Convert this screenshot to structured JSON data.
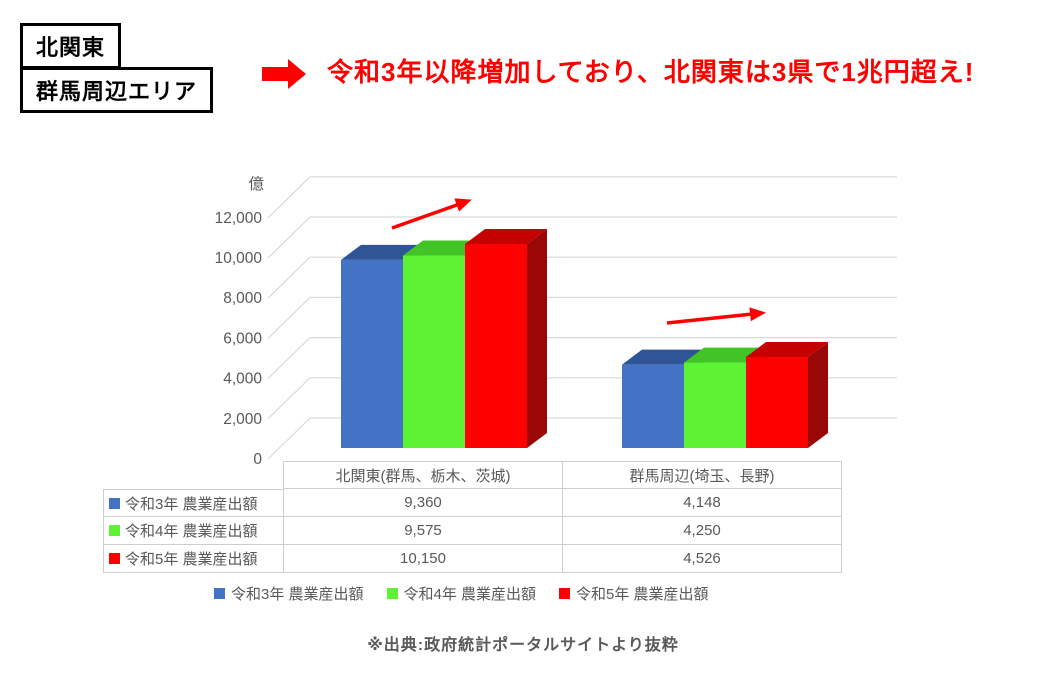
{
  "tags": [
    {
      "label": "北関東"
    },
    {
      "label": "群馬周辺エリア"
    }
  ],
  "arrow_icon": {
    "name": "right-block-arrow",
    "color": "#FF0000"
  },
  "headline": {
    "text": "令和3年以降増加しており、北関東は3県で1兆円超え!",
    "color": "#FF0000"
  },
  "chart_data": {
    "type": "bar",
    "projection": "3d",
    "title": "",
    "axis_unit_label": "億",
    "categories": [
      "北関東(群馬、栃木、茨城)",
      "群馬周辺(埼玉、長野)"
    ],
    "series": [
      {
        "name": "令和3年 農業産出額",
        "values": [
          9360,
          4148
        ],
        "color": "#4472C4",
        "color_top": "#2F5597",
        "color_side": "#24406B"
      },
      {
        "name": "令和4年 農業産出額",
        "values": [
          9575,
          4250
        ],
        "color": "#5EF235",
        "color_top": "#42C427",
        "color_side": "#36A41C"
      },
      {
        "name": "令和5年 農業産出額",
        "values": [
          10150,
          4526
        ],
        "color": "#FE0000",
        "color_top": "#C40000",
        "color_side": "#9A0707"
      }
    ],
    "ylim": [
      0,
      12000
    ],
    "ytick_step": 2000,
    "yticks": [
      "0",
      "2,000",
      "4,000",
      "6,000",
      "8,000",
      "10,000",
      "12,000"
    ],
    "grid": true,
    "gridline_color": "#D9D9D9",
    "legend_position": "bottom",
    "annotations": [
      {
        "type": "trend-arrow",
        "target": "北関東(群馬、栃木、茨城)",
        "color": "#FF0000"
      },
      {
        "type": "trend-arrow",
        "target": "群馬周辺(埼玉、長野)",
        "color": "#FF0000"
      }
    ]
  },
  "table": {
    "columns": [
      "",
      "北関東(群馬、栃木、茨城)",
      "群馬周辺(埼玉、長野)"
    ],
    "rows": [
      {
        "label": "令和3年 農業産出額",
        "swatch": "#4472C4",
        "values": [
          "9,360",
          "4,148"
        ]
      },
      {
        "label": "令和4年 農業産出額",
        "swatch": "#5EF235",
        "values": [
          "9,575",
          "4,250"
        ]
      },
      {
        "label": "令和5年 農業産出額",
        "swatch": "#FE0000",
        "values": [
          "10,150",
          "4,526"
        ]
      }
    ]
  },
  "footer": {
    "text": "※出典:政府統計ポータルサイトより抜粋"
  }
}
===============
## The exercise
Copy every record above exactly, leaving out any pictures.

## Solution
Convert this screenshot to structured JSON data.
{
  "tags": [
    {
      "label": "北関東"
    },
    {
      "label": "群馬周辺エリア"
    }
  ],
  "arrow_icon": {
    "name": "right-block-arrow",
    "color": "#FF0000"
  },
  "headline": {
    "text": "令和3年以降増加しており、北関東は3県で1兆円超え!",
    "color": "#FF0000"
  },
  "chart_data": {
    "type": "bar",
    "projection": "3d",
    "title": "",
    "axis_unit_label": "億",
    "categories": [
      "北関東(群馬、栃木、茨城)",
      "群馬周辺(埼玉、長野)"
    ],
    "series": [
      {
        "name": "令和3年 農業産出額",
        "values": [
          9360,
          4148
        ],
        "color": "#4472C4",
        "color_top": "#2F5597",
        "color_side": "#24406B"
      },
      {
        "name": "令和4年 農業産出額",
        "values": [
          9575,
          4250
        ],
        "color": "#5EF235",
        "color_top": "#42C427",
        "color_side": "#36A41C"
      },
      {
        "name": "令和5年 農業産出額",
        "values": [
          10150,
          4526
        ],
        "color": "#FE0000",
        "color_top": "#C40000",
        "color_side": "#9A0707"
      }
    ],
    "ylim": [
      0,
      12000
    ],
    "ytick_step": 2000,
    "yticks": [
      "0",
      "2,000",
      "4,000",
      "6,000",
      "8,000",
      "10,000",
      "12,000"
    ],
    "grid": true,
    "gridline_color": "#D9D9D9",
    "legend_position": "bottom",
    "annotations": [
      {
        "type": "trend-arrow",
        "target": "北関東(群馬、栃木、茨城)",
        "color": "#FF0000"
      },
      {
        "type": "trend-arrow",
        "target": "群馬周辺(埼玉、長野)",
        "color": "#FF0000"
      }
    ]
  },
  "table": {
    "columns": [
      "",
      "北関東(群馬、栃木、茨城)",
      "群馬周辺(埼玉、長野)"
    ],
    "rows": [
      {
        "label": "令和3年 農業産出額",
        "swatch": "#4472C4",
        "values": [
          "9,360",
          "4,148"
        ]
      },
      {
        "label": "令和4年 農業産出額",
        "swatch": "#5EF235",
        "values": [
          "9,575",
          "4,250"
        ]
      },
      {
        "label": "令和5年 農業産出額",
        "swatch": "#FE0000",
        "values": [
          "10,150",
          "4,526"
        ]
      }
    ]
  },
  "footer": {
    "text": "※出典:政府統計ポータルサイトより抜粋"
  }
}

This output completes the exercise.